PROBLEM DESCRIPTION: In the records below, count every line containing "this". Reply with the number only.

RECORDS SUPPLIED:
⁂
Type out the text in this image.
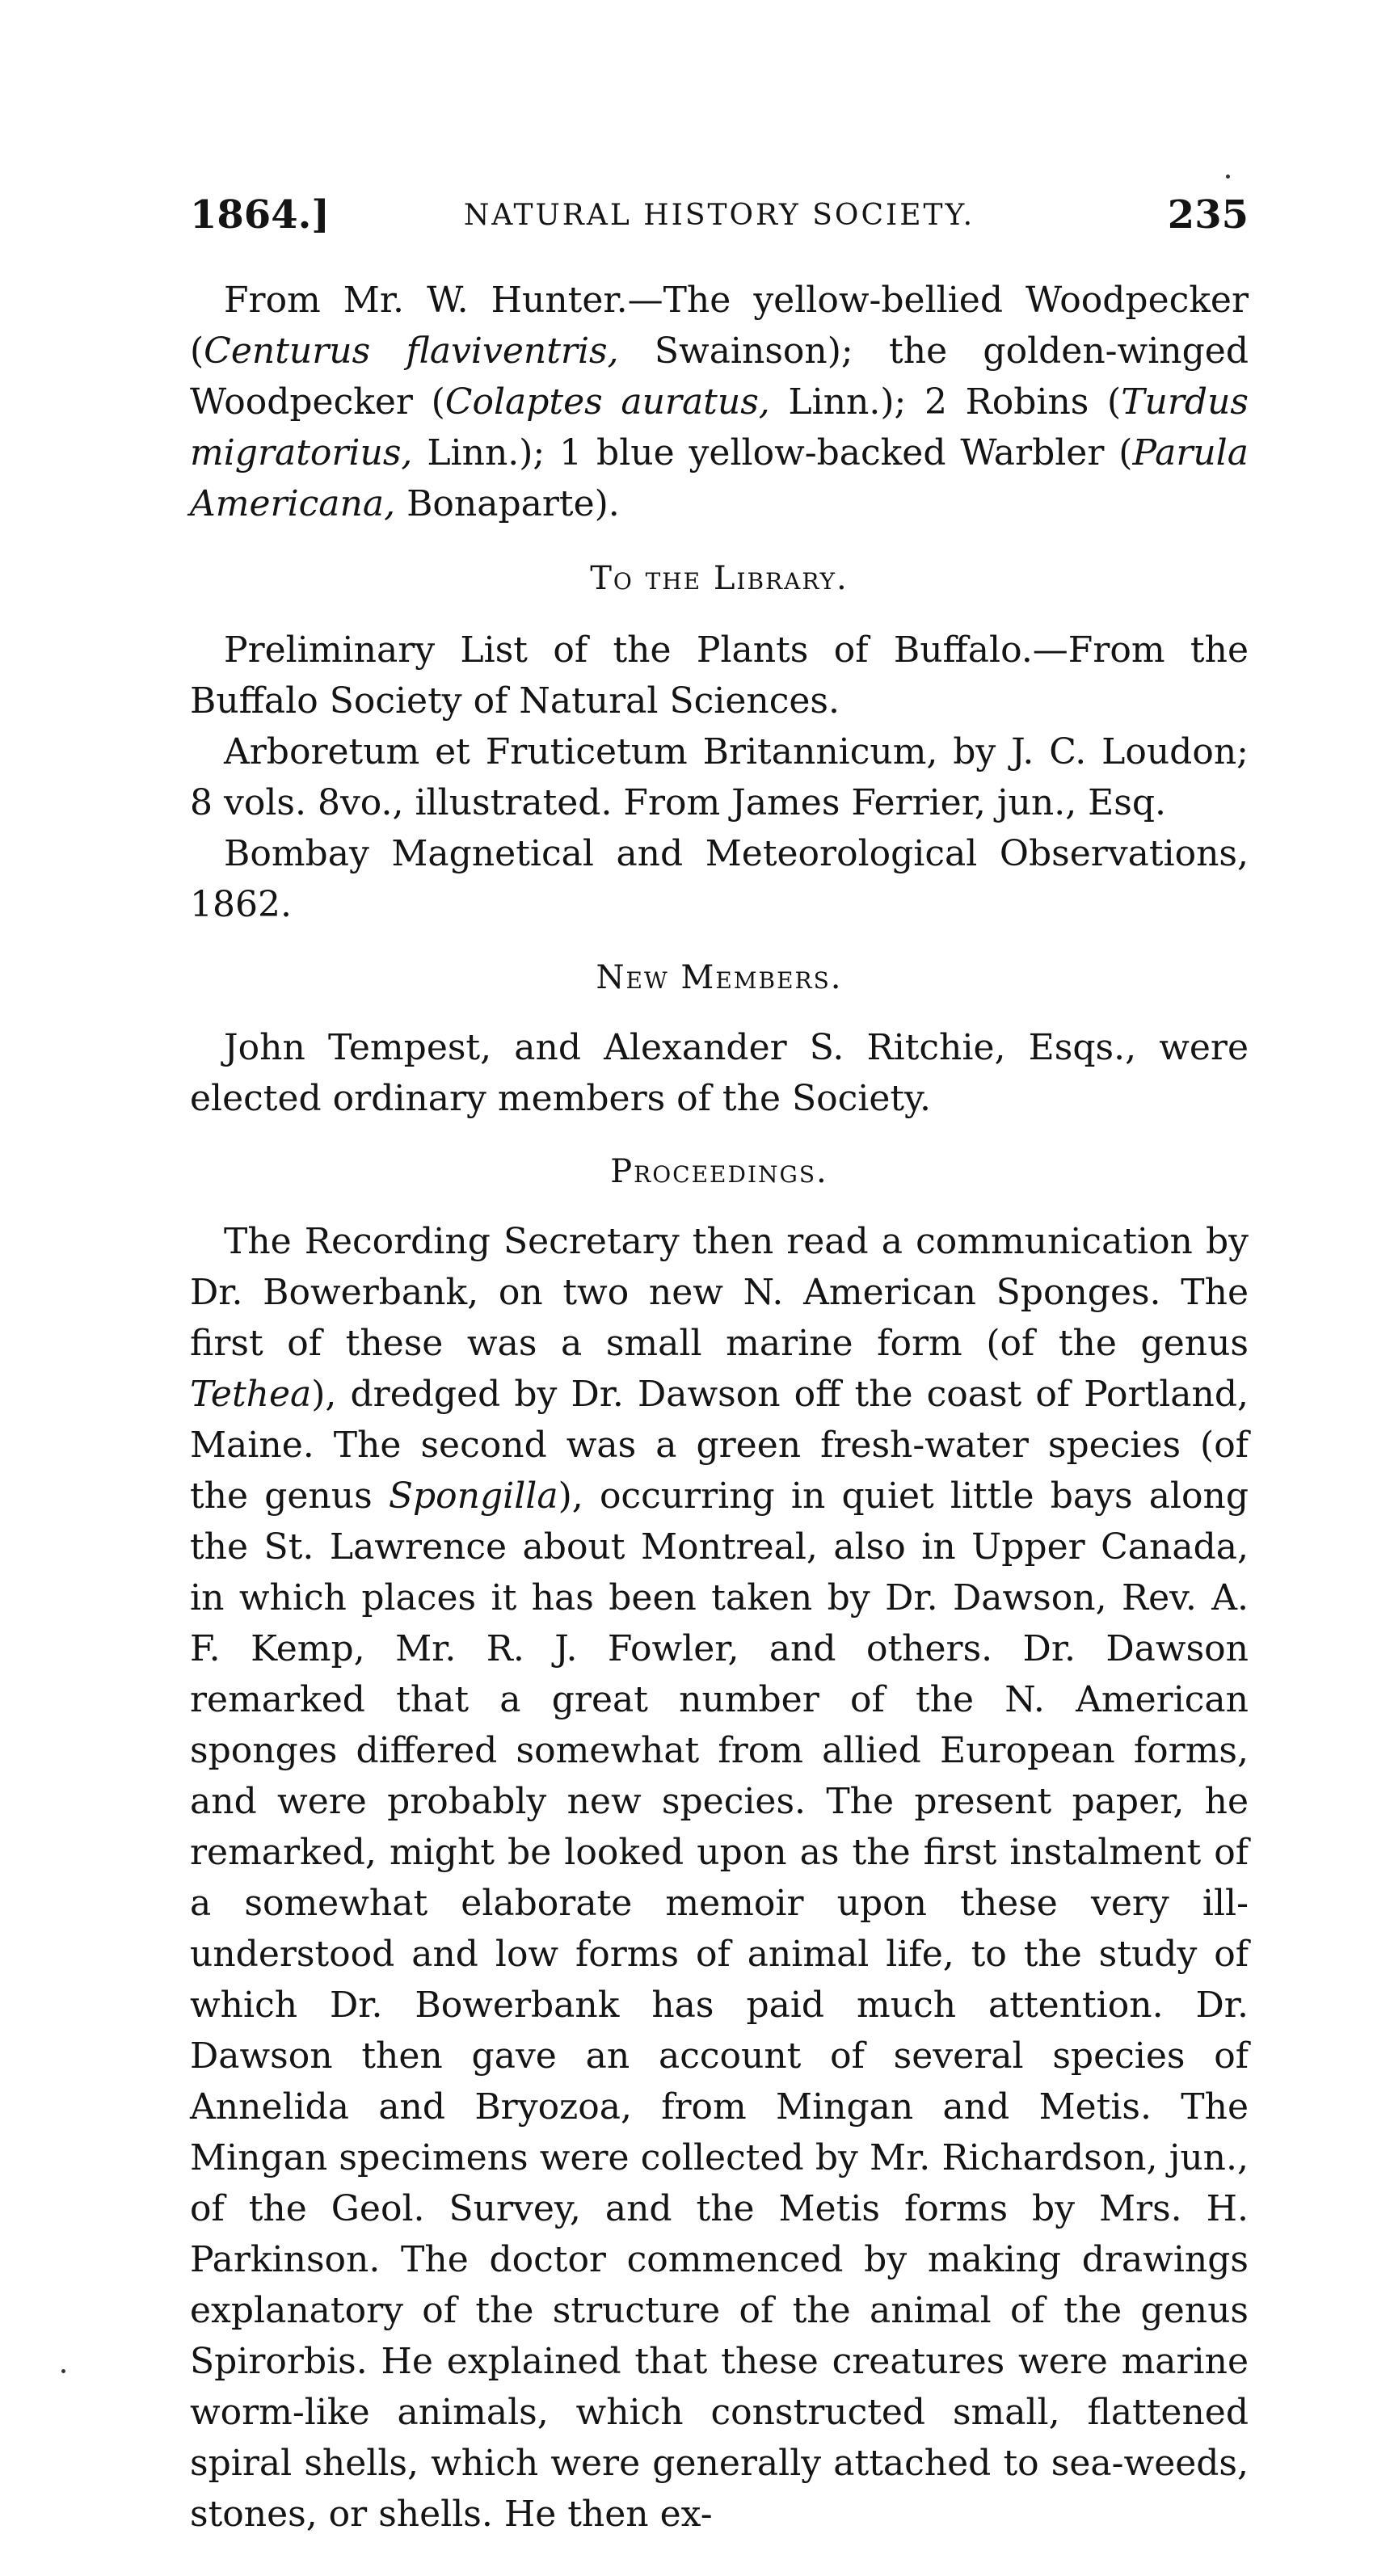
1864.]	NATURAL HISTORY SOCIETY.	235

From Mr. W. Hunter.—The yellow-bellied Woodpecker (Centurus flaviventris, Swainson); the golden-winged Woodpecker (Colaptes auratus, Linn.); 2 Robins (Turdus migratorius, Linn.); 1 blue yellow-backed Warbler (Parula Americana, Bonaparte).

To the Library.

Preliminary List of the Plants of Buffalo.—From the Buffalo Society of Natural Sciences.

Arboretum et Fruticetum Britannicum, by J. C. Loudon; 8 vols. 8vo., illustrated. From James Ferrier, jun., Esq.

Bombay Magnetical and Meteorological Observations, 1862.

New Members.

John Tempest, and Alexander S. Ritchie, Esqs., were elected ordinary members of the Society.

Proceedings.

The Recording Secretary then read a communication by Dr. Bowerbank, on two new N. American Sponges. The first of these was a small marine form (of the genus Tethea), dredged by Dr. Dawson off the coast of Portland, Maine. The second was a green fresh-water species (of the genus Spongilla), occurring in quiet little bays along the St. Lawrence about Montreal, also in Upper Canada, in which places it has been taken by Dr. Dawson, Rev. A. F. Kemp, Mr. R. J. Fowler, and others. Dr. Dawson remarked that a great number of the N. American sponges differed somewhat from allied European forms, and were probably new species. The present paper, he remarked, might be looked upon as the first instalment of a somewhat elaborate memoir upon these very ill-understood and low forms of animal life, to the study of which Dr. Bowerbank has paid much attention. Dr. Dawson then gave an account of several species of Annelida and Bryozoa, from Mingan and Metis. The Mingan specimens were collected by Mr. Richardson, jun., of the Geol. Survey, and the Metis forms by Mrs. H. Parkinson. The doctor commenced by making drawings explanatory of the structure of the animal of the genus Spirorbis. He explained that these creatures were marine worm-like animals, which constructed small, flattened spiral shells, which were generally attached to sea-weeds, stones, or shells. He then ex-
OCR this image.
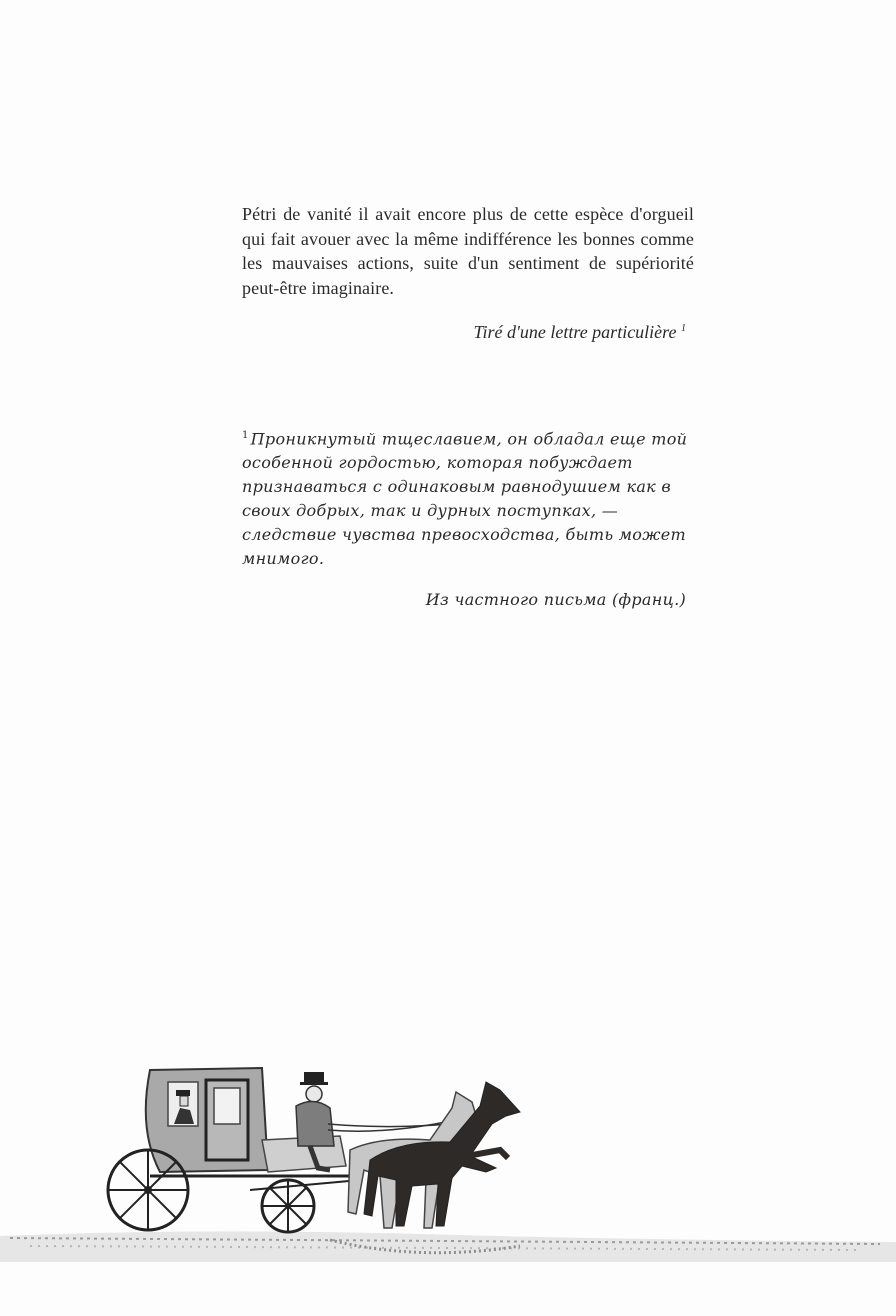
Pétri de vanité il avait encore plus de cette espèce d'orgueil qui fait avouer avec la même indifférence les bonnes comme les mauvaises actions, suite d'un sentiment de supériorité peut-être imaginaire.
Tiré d'une lettre particulière $^1$
$^1$ Проникнутый тщеславием, он обладал еще той особенной гордостью, которая побуждает признаваться с одинаковым равнодушием как в своих добрых, так и дурных поступках, — следствие чувства превосходства, быть может мнимого.
Из частного письма (франц.)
⁂
FULL ANSWER: 2